## Instructions to follow
Look through the listing for the word "Meautry". Copy each line that has it.

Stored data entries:

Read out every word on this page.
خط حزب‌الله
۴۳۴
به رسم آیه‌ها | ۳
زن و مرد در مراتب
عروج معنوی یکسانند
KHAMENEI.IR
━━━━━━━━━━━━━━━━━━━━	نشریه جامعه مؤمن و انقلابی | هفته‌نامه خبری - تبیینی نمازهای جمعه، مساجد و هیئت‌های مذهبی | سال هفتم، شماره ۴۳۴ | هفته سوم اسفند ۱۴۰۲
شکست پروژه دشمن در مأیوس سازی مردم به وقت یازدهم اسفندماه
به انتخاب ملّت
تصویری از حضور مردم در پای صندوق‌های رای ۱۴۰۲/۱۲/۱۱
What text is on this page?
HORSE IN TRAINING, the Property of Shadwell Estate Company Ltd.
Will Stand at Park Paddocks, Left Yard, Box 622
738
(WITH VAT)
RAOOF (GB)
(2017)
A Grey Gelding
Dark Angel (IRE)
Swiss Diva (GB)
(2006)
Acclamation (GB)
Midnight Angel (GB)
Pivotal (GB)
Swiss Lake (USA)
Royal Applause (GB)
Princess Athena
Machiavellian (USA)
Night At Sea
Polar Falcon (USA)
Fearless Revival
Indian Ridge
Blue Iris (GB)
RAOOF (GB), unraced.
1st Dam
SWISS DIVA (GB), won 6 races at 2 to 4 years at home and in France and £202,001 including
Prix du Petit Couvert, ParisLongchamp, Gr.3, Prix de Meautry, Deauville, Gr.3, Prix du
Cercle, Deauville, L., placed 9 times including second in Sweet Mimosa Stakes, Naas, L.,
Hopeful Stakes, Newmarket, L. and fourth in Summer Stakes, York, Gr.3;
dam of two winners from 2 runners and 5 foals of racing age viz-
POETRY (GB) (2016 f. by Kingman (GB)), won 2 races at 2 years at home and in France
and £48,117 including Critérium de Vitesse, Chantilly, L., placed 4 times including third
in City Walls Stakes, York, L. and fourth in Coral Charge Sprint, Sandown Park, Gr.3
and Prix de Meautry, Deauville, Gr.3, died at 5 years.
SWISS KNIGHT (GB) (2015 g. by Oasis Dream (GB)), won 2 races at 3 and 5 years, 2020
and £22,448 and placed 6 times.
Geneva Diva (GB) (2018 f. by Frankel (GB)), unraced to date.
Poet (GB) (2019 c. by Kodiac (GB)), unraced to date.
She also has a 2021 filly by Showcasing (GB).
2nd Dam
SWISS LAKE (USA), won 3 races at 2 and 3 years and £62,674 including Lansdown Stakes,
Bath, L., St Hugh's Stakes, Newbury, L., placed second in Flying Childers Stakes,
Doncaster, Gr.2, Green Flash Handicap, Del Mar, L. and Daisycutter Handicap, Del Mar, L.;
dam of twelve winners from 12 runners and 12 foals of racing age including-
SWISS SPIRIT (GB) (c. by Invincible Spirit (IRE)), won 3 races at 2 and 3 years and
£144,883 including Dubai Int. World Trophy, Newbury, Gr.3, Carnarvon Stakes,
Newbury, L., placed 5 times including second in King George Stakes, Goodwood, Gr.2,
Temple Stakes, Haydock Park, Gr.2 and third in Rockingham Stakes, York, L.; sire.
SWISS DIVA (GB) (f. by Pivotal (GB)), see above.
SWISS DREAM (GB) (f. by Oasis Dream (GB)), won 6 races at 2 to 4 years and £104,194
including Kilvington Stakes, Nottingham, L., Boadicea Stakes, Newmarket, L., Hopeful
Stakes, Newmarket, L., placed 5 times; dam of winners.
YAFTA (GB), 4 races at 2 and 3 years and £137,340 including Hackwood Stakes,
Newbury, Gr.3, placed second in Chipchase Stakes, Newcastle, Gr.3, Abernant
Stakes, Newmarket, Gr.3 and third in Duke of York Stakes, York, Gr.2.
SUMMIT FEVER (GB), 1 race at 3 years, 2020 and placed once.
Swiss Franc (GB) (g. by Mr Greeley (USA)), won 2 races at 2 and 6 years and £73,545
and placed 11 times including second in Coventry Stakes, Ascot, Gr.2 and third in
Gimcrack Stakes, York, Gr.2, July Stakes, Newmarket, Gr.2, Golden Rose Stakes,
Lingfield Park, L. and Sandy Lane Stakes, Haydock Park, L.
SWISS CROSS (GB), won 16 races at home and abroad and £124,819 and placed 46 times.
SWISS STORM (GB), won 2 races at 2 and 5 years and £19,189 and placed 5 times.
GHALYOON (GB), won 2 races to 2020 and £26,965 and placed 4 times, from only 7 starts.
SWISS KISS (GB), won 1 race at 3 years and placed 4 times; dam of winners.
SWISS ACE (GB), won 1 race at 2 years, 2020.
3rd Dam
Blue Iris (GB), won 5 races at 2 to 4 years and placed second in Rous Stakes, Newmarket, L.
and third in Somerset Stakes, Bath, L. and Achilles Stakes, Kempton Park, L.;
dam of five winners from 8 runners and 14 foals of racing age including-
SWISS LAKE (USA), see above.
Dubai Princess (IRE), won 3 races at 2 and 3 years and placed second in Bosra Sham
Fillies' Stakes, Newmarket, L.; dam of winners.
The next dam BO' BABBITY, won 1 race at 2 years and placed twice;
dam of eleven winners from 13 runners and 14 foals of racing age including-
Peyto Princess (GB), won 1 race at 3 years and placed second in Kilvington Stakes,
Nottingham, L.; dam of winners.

## Exercise output
Prix du Petit Couvert, ParisLongchamp, Gr.3, Prix de Meautry, Deauville, Gr.3, Prix du
and Prix de Meautry, Deauville, Gr.3, died at 5 years.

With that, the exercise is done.